» Aim of the exercise:
Which lines in the records below contain the word "this"? Copy each of them.

• • •

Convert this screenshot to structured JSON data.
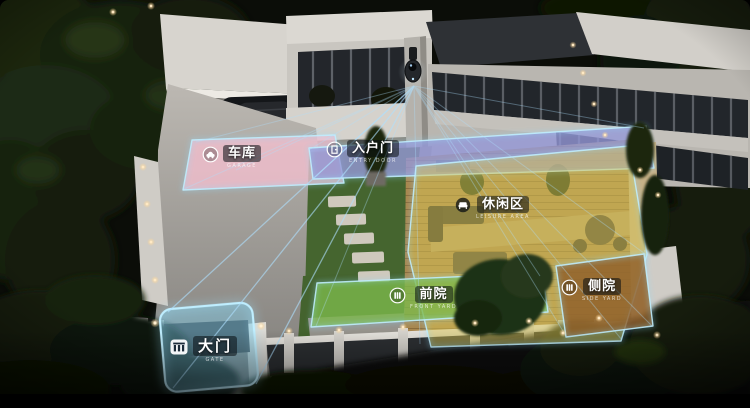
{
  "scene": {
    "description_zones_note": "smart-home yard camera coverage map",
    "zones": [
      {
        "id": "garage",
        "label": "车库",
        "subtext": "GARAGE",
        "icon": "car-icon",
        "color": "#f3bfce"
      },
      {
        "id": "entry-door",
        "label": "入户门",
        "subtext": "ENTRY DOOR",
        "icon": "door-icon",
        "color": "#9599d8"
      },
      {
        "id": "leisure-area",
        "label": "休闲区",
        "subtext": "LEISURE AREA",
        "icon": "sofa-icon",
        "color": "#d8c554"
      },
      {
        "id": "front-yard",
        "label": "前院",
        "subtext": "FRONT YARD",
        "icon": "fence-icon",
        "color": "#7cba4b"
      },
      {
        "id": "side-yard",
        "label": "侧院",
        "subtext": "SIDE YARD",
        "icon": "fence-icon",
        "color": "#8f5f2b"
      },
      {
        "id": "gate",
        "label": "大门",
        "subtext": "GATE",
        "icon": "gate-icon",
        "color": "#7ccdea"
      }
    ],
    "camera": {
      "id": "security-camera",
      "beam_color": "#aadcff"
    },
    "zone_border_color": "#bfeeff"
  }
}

• • •

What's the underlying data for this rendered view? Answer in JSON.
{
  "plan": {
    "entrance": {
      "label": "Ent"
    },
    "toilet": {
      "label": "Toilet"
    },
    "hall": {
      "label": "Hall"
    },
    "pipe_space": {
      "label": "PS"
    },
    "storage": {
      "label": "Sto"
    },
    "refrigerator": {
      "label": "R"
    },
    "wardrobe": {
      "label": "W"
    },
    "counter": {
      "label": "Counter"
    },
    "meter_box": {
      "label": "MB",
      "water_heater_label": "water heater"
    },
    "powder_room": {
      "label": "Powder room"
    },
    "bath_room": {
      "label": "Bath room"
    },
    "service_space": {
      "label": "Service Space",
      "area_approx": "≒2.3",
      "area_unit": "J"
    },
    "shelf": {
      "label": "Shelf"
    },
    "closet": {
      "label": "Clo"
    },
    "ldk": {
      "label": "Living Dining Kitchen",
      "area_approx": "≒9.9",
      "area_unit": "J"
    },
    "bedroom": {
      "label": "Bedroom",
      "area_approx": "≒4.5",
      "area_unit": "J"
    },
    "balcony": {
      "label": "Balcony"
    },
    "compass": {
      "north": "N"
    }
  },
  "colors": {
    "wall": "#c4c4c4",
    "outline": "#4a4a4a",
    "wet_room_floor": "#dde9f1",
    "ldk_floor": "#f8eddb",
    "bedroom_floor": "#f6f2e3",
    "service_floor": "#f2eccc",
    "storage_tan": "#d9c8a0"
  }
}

• • •

» Exercise answer:
Convert this screenshot to structured JSON data.
What's the underlying data for this rendered view? Answer in JSON.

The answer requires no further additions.